GIVEN EXERCISE:
Identify each line below containing the string "content" and copy it.

DATA FOR PROCESSING:

####################

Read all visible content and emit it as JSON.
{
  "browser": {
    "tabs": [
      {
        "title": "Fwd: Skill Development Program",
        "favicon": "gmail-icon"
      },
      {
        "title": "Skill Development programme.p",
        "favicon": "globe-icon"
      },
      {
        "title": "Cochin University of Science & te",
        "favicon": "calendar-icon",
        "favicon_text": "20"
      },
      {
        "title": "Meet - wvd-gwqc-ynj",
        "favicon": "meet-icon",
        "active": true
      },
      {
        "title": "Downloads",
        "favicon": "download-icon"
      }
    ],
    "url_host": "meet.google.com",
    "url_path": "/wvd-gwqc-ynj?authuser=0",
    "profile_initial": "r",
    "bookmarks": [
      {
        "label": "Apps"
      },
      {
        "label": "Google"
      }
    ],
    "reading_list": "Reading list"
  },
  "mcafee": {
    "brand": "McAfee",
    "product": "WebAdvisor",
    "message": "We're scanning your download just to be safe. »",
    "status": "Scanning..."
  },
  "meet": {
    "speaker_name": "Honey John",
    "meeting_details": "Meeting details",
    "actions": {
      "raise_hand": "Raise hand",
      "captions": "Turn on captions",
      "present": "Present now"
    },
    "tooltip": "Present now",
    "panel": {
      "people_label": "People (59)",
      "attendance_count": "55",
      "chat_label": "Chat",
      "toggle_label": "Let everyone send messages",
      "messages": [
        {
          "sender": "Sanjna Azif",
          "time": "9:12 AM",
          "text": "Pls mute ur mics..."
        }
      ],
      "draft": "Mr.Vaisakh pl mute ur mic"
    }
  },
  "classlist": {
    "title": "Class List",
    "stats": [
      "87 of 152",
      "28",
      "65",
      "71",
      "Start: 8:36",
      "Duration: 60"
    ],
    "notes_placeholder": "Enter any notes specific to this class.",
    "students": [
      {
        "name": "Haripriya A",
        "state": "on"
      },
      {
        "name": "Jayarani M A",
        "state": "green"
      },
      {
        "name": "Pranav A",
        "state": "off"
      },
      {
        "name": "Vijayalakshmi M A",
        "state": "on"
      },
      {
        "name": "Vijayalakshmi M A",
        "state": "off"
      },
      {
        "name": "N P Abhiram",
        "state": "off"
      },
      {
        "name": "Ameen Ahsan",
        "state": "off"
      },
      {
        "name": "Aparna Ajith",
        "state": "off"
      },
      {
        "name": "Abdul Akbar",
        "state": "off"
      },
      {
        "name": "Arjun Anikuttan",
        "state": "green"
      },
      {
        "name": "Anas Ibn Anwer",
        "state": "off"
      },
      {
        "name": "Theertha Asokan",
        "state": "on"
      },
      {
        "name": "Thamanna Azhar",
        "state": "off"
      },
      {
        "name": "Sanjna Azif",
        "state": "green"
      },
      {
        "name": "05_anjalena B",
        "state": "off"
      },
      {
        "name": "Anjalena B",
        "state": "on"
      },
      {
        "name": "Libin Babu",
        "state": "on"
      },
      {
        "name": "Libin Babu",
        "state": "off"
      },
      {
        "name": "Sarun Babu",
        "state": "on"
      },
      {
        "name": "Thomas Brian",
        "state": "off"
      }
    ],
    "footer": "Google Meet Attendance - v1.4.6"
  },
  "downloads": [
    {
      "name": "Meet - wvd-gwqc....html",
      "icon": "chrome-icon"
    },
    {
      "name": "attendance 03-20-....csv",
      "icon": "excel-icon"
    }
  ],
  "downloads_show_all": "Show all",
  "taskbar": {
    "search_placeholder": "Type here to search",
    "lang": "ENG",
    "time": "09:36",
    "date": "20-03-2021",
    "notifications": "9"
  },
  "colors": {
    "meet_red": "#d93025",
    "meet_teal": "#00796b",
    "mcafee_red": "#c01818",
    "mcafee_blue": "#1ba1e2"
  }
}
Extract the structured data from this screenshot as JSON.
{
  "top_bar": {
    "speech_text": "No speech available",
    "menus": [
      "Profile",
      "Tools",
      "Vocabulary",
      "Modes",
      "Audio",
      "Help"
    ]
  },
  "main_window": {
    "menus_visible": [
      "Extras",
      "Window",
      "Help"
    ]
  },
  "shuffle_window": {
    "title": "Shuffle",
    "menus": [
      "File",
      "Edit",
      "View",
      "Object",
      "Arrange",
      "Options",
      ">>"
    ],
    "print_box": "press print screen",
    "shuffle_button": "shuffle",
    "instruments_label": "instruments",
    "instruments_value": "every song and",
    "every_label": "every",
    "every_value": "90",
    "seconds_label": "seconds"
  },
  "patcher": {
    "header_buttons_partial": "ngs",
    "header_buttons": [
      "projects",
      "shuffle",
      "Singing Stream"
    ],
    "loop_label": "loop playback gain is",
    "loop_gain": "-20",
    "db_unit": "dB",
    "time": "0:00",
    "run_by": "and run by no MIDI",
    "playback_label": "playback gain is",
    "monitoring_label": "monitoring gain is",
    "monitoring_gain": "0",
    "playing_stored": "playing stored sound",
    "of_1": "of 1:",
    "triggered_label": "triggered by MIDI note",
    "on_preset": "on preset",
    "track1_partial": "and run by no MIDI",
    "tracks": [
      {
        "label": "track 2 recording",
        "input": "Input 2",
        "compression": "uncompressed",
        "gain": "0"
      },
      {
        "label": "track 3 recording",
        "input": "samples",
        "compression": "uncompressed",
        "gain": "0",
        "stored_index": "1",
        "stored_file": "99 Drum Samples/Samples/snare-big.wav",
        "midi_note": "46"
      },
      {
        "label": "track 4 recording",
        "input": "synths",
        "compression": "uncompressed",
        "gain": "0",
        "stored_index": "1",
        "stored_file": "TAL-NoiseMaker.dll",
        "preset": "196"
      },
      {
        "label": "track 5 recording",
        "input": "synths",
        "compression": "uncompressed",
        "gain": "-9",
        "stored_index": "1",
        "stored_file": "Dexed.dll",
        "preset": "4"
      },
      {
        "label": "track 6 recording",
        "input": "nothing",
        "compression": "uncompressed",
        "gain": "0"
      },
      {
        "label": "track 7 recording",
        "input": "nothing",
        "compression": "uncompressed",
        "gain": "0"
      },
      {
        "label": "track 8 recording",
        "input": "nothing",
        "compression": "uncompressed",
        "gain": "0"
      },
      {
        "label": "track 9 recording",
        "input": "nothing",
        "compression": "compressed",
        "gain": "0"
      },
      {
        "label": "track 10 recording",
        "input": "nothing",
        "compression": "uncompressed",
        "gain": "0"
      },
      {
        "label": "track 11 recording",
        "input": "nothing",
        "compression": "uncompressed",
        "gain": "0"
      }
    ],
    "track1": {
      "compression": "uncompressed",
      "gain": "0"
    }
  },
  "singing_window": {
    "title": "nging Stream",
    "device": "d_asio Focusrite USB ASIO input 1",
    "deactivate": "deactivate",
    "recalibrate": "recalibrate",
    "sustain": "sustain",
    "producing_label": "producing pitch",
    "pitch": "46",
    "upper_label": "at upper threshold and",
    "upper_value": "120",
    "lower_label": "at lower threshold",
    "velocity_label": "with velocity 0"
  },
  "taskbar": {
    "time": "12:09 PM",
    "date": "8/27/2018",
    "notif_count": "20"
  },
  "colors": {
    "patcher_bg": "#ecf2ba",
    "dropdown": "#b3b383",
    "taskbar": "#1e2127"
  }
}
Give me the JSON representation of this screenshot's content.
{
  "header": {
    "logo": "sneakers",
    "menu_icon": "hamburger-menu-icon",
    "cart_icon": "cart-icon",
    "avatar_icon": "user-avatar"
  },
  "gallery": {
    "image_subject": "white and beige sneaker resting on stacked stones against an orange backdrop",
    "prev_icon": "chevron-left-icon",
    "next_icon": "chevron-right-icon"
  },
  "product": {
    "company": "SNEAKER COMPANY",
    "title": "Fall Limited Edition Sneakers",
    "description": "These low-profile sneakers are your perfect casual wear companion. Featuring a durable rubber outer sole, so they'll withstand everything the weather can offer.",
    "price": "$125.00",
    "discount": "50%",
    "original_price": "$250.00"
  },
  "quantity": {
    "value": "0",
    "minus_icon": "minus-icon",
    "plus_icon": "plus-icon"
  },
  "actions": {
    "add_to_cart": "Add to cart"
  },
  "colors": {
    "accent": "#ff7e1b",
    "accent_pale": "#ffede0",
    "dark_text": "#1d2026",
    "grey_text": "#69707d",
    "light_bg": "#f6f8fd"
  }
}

####################

RESULT:
Read all visible content and emit it as JSON.
Give me the JSON representation of this screenshot's content.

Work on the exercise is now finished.